* [INFORMATION SUPPLIED]
----
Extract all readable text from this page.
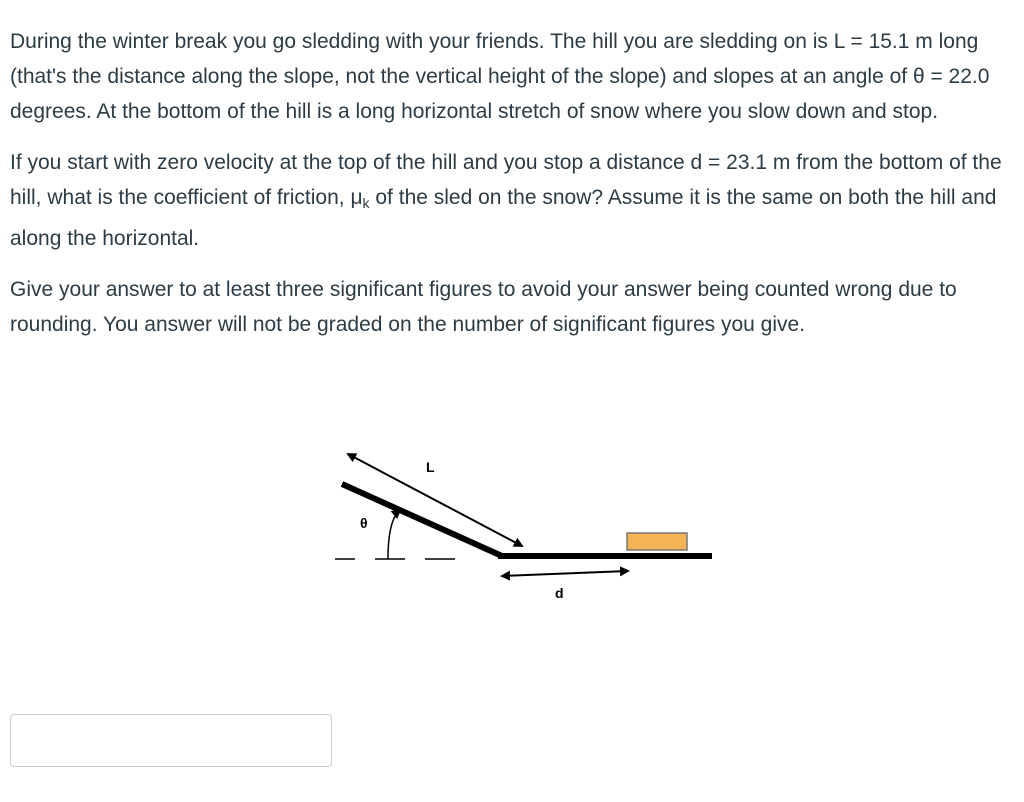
During the winter break you go sledding with your friends. The hill you are sledding on is L = 15.1 m long (that's the distance along the slope, not the vertical height of the slope) and slopes at an angle of θ = 22.0 degrees. At the bottom of the hill is a long horizontal stretch of snow where you slow down and stop.

If you start with zero velocity at the top of the hill and you stop a distance d = 23.1 m from the bottom of the hill, what is the coefficient of friction, $\mu_k$ of the sled on the snow? Assume it is the same on both the hill and along the horizontal.

Give your answer to at least three significant figures to avoid your answer being counted wrong due to rounding. You answer will not be graded on the number of significant figures you give.

θ
L
d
----
* [REQUEST]
Please transcribe the material above exactly as written. Leave the pictures out.

* [ANSWER TO THE PROBLEM]
Extract all readable text from this page.
During the winter break you go sledding with your friends. The hill you are sledding on is L = 15.1 m long (that's the distance along the slope, not the vertical height of the slope) and slopes at an angle of θ = 22.0 degrees. At the bottom of the hill is a long horizontal stretch of snow where you slow down and stop.

If you start with zero velocity at the top of the hill and you stop a distance d = 23.1 m from the bottom of the hill, what is the coefficient of friction, $\mu_k$ of the sled on the snow? Assume it is the same on both the hill and along the horizontal.

Give your answer to at least three significant figures to avoid your answer being counted wrong due to rounding. You answer will not be graded on the number of significant figures you give.

θ
L
d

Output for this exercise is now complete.